## Exercise objective:
Sort through the data and copy the lines holding the word "semanas".

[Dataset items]
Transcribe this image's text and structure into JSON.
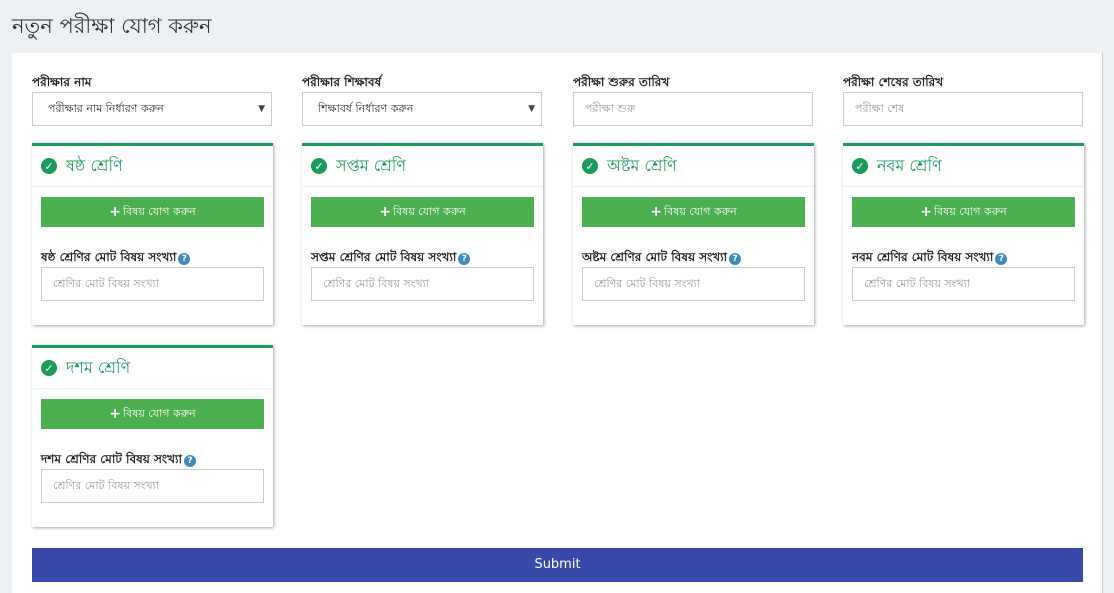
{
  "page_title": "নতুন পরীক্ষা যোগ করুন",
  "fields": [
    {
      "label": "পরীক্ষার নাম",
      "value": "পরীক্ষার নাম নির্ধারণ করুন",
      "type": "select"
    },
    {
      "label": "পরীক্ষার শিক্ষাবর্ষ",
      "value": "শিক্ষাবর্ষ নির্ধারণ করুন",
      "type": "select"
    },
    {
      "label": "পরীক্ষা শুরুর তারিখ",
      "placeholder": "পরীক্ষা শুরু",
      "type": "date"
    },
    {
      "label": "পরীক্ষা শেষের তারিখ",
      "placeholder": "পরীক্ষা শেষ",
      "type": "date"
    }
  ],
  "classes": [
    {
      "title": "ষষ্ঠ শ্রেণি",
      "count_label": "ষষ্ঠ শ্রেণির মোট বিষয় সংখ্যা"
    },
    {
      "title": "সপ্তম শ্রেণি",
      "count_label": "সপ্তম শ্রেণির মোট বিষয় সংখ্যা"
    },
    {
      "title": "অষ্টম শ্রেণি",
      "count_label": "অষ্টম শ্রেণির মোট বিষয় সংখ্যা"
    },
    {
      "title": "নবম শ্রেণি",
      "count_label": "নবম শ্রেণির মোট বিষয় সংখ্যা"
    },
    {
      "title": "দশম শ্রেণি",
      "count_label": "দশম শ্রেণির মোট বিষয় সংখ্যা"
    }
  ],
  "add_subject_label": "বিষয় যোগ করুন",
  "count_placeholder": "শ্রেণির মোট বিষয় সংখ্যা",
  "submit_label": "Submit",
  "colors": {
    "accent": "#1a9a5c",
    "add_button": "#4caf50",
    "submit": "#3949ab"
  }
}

...

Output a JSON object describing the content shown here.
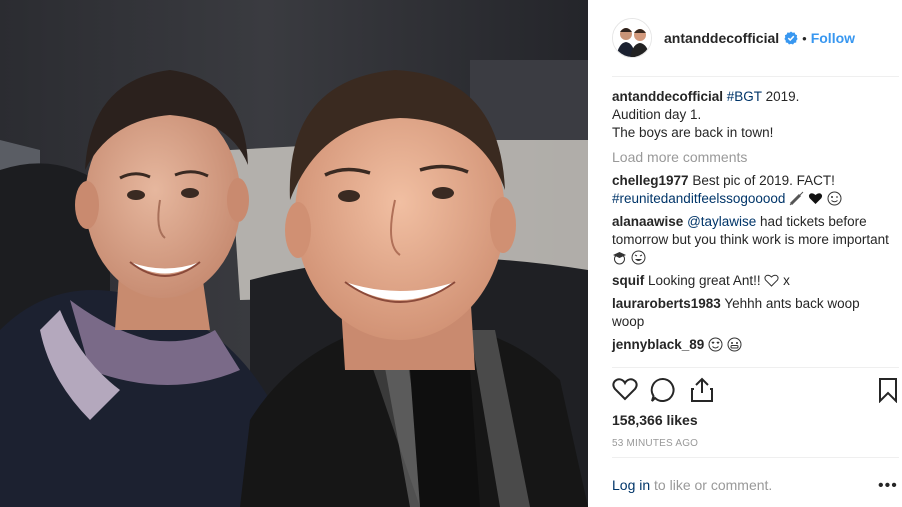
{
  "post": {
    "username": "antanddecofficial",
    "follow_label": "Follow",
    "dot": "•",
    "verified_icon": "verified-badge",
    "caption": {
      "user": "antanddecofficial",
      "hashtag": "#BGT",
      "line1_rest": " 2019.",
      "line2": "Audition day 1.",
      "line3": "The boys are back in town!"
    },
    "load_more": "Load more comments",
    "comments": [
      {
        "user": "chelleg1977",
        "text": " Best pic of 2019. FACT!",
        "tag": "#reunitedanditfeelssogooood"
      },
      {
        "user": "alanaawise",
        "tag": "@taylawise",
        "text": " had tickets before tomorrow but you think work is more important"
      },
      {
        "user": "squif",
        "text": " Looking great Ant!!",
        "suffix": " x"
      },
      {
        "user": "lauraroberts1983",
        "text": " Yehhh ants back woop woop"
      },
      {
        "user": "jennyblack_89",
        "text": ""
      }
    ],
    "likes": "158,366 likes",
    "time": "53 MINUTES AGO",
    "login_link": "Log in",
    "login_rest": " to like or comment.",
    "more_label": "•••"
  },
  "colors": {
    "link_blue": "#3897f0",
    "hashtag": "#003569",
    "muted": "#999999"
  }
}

==

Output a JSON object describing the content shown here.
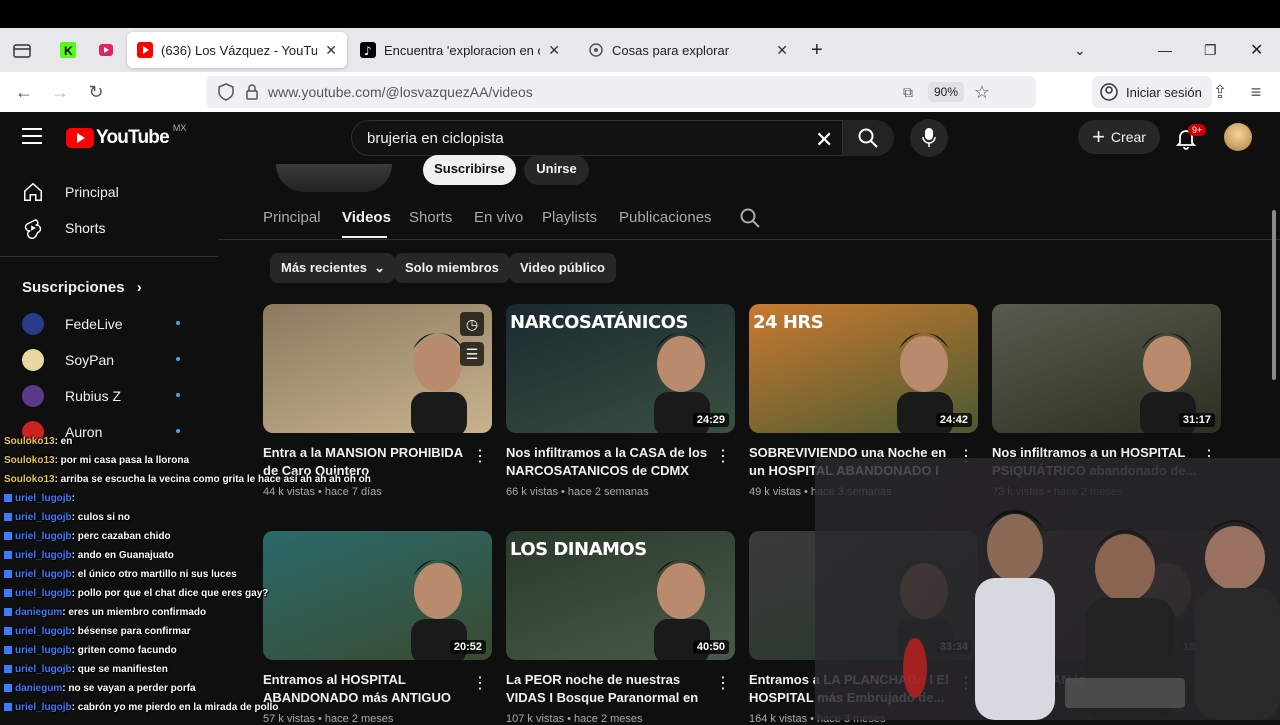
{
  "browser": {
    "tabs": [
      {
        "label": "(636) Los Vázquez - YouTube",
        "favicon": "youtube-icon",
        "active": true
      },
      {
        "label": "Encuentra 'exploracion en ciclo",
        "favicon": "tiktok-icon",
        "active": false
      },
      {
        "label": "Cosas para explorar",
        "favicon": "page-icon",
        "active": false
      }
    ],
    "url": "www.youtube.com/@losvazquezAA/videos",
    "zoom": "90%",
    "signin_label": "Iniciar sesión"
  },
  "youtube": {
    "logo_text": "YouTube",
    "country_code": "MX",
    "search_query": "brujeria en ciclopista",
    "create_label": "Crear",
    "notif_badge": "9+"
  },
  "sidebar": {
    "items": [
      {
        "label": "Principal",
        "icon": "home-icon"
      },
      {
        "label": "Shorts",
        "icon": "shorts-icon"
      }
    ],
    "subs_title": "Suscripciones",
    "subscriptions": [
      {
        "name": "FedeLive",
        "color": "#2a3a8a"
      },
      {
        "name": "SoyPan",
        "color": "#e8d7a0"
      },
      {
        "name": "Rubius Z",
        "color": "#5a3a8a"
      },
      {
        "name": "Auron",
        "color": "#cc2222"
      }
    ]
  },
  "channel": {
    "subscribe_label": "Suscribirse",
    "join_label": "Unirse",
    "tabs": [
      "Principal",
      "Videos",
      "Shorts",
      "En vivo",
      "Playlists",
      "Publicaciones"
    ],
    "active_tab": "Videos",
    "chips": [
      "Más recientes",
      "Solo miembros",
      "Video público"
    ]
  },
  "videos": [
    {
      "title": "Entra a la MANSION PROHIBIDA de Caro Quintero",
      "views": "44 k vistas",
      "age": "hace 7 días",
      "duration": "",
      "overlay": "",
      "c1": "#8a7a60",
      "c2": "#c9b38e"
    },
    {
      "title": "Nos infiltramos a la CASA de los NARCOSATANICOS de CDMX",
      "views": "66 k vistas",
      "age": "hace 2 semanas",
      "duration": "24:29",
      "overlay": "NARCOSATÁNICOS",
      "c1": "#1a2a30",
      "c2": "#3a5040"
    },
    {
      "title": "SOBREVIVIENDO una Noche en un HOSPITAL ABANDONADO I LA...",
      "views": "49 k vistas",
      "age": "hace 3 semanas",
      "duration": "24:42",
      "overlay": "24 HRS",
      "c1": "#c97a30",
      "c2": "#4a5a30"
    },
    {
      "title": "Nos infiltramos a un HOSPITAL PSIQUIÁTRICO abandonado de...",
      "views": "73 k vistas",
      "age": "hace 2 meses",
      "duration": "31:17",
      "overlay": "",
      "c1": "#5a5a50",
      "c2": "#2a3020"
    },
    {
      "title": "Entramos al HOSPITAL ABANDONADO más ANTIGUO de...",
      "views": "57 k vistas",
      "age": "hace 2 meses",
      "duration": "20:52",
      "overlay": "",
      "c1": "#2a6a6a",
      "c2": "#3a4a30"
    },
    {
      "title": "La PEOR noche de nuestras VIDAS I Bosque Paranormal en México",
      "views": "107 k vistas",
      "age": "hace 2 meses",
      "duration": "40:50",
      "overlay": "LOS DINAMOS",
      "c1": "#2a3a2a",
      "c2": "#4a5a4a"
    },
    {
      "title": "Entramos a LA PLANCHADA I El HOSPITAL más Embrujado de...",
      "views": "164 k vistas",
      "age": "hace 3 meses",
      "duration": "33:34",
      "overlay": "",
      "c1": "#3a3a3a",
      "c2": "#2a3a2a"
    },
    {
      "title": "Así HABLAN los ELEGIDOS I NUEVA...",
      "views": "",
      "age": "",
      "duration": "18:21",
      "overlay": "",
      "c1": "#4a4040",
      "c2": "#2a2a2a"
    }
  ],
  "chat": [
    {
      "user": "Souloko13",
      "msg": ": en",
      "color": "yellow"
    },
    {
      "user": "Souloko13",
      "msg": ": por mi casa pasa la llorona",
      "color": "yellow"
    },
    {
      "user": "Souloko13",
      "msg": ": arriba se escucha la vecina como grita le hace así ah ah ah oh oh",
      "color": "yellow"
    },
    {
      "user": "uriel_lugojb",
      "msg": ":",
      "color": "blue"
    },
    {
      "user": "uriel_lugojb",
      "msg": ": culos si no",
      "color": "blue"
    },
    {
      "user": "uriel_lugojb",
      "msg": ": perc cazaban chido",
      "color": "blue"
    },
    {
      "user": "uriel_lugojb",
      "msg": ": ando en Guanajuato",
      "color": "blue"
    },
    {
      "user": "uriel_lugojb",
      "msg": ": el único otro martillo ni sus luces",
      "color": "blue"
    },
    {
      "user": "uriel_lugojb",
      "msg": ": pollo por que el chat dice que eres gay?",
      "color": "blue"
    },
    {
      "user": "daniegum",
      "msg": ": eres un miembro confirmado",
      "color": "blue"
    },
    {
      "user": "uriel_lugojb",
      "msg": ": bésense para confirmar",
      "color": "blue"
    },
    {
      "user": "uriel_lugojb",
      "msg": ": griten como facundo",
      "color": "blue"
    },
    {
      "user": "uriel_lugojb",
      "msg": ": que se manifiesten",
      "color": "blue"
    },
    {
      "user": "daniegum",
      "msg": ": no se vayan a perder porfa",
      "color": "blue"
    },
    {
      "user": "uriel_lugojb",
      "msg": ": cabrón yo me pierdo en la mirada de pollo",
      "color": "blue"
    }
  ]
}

## Solution for this problem:
      "age": "hace 2 semanas",
      "age": "hace 3 semanas",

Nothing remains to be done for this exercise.